WHAT YOU SHOULD DO ▸ Every entry below should be printed exactly, without its images.

DATA RECORDS ▸
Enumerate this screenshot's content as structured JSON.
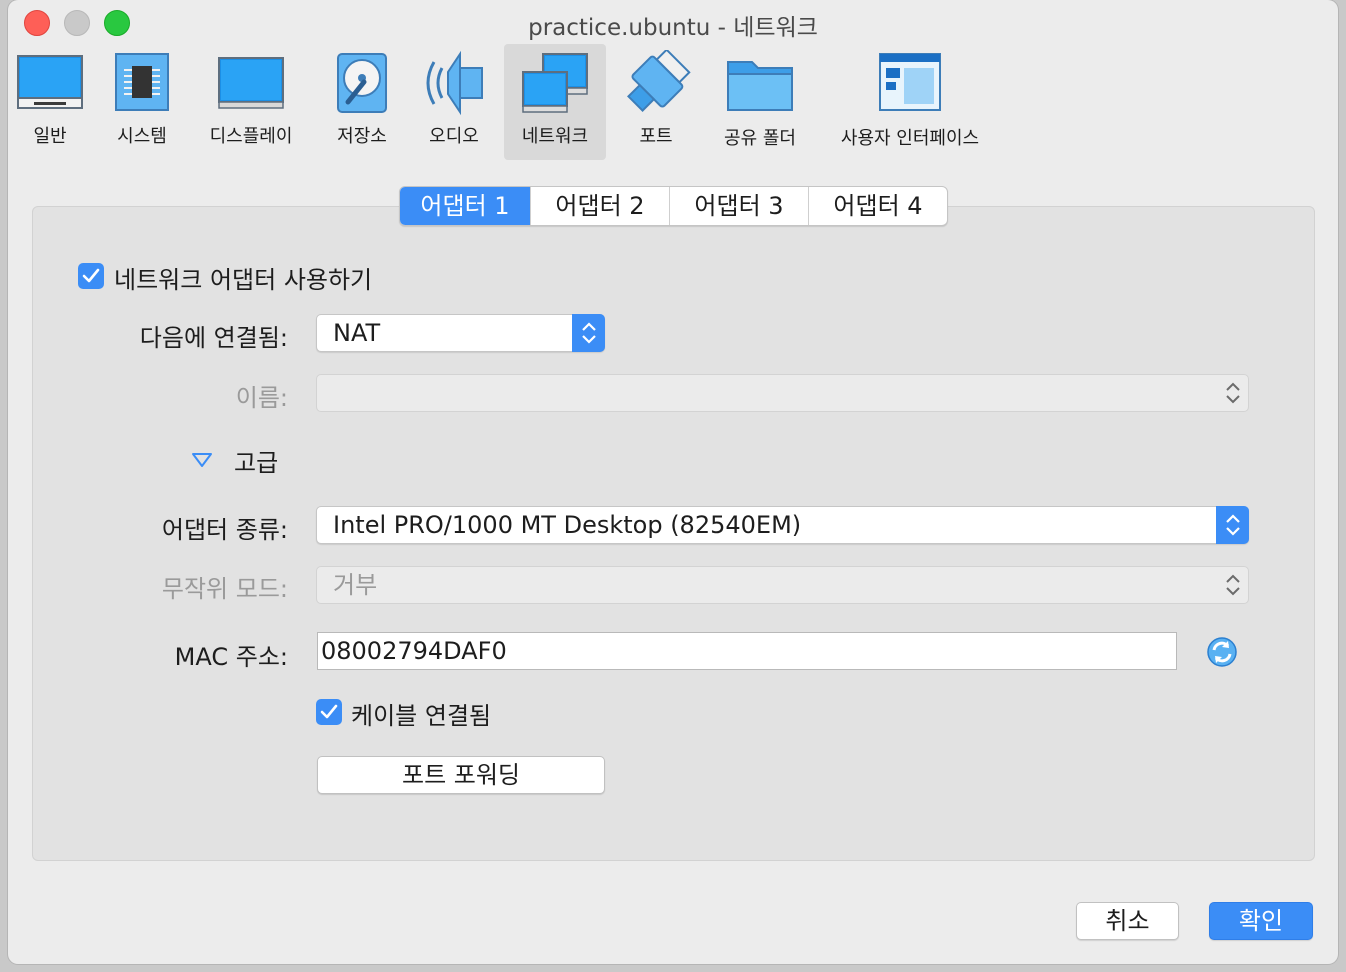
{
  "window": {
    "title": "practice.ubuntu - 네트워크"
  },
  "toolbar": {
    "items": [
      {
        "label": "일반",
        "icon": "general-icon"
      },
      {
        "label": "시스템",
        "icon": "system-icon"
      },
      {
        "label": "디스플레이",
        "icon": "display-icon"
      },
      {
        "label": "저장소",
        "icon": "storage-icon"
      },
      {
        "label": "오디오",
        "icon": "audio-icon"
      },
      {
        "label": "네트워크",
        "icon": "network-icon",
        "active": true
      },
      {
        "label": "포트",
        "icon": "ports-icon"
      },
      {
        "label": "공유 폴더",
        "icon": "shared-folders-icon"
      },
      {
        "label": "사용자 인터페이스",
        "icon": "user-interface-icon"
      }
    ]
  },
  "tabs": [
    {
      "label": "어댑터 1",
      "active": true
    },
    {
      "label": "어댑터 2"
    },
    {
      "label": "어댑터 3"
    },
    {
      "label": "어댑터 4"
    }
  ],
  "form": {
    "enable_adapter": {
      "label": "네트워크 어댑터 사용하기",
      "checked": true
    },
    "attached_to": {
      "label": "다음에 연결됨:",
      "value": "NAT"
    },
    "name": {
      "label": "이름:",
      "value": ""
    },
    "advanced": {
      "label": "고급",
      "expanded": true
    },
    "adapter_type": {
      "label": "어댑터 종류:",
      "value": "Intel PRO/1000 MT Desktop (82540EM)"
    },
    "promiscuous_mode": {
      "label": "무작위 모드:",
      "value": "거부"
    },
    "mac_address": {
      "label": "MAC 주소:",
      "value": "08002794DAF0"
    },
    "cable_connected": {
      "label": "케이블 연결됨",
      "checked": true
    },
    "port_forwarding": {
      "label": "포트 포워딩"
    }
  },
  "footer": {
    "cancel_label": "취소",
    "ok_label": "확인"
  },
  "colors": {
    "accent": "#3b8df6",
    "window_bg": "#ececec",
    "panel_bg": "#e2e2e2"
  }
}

EXERCISE SOLUTION ▸
Enumerate this screenshot's content as structured JSON.
{
  "window": {
    "title": "practice.ubuntu - 네트워크"
  },
  "toolbar": {
    "items": [
      {
        "label": "일반",
        "icon": "general-icon"
      },
      {
        "label": "시스템",
        "icon": "system-icon"
      },
      {
        "label": "디스플레이",
        "icon": "display-icon"
      },
      {
        "label": "저장소",
        "icon": "storage-icon"
      },
      {
        "label": "오디오",
        "icon": "audio-icon"
      },
      {
        "label": "네트워크",
        "icon": "network-icon",
        "active": true
      },
      {
        "label": "포트",
        "icon": "ports-icon"
      },
      {
        "label": "공유 폴더",
        "icon": "shared-folders-icon"
      },
      {
        "label": "사용자 인터페이스",
        "icon": "user-interface-icon"
      }
    ]
  },
  "tabs": [
    {
      "label": "어댑터 1",
      "active": true
    },
    {
      "label": "어댑터 2"
    },
    {
      "label": "어댑터 3"
    },
    {
      "label": "어댑터 4"
    }
  ],
  "form": {
    "enable_adapter": {
      "label": "네트워크 어댑터 사용하기",
      "checked": true
    },
    "attached_to": {
      "label": "다음에 연결됨:",
      "value": "NAT"
    },
    "name": {
      "label": "이름:",
      "value": ""
    },
    "advanced": {
      "label": "고급",
      "expanded": true
    },
    "adapter_type": {
      "label": "어댑터 종류:",
      "value": "Intel PRO/1000 MT Desktop (82540EM)"
    },
    "promiscuous_mode": {
      "label": "무작위 모드:",
      "value": "거부"
    },
    "mac_address": {
      "label": "MAC 주소:",
      "value": "08002794DAF0"
    },
    "cable_connected": {
      "label": "케이블 연결됨",
      "checked": true
    },
    "port_forwarding": {
      "label": "포트 포워딩"
    }
  },
  "footer": {
    "cancel_label": "취소",
    "ok_label": "확인"
  },
  "colors": {
    "accent": "#3b8df6",
    "window_bg": "#ececec",
    "panel_bg": "#e2e2e2"
  }
}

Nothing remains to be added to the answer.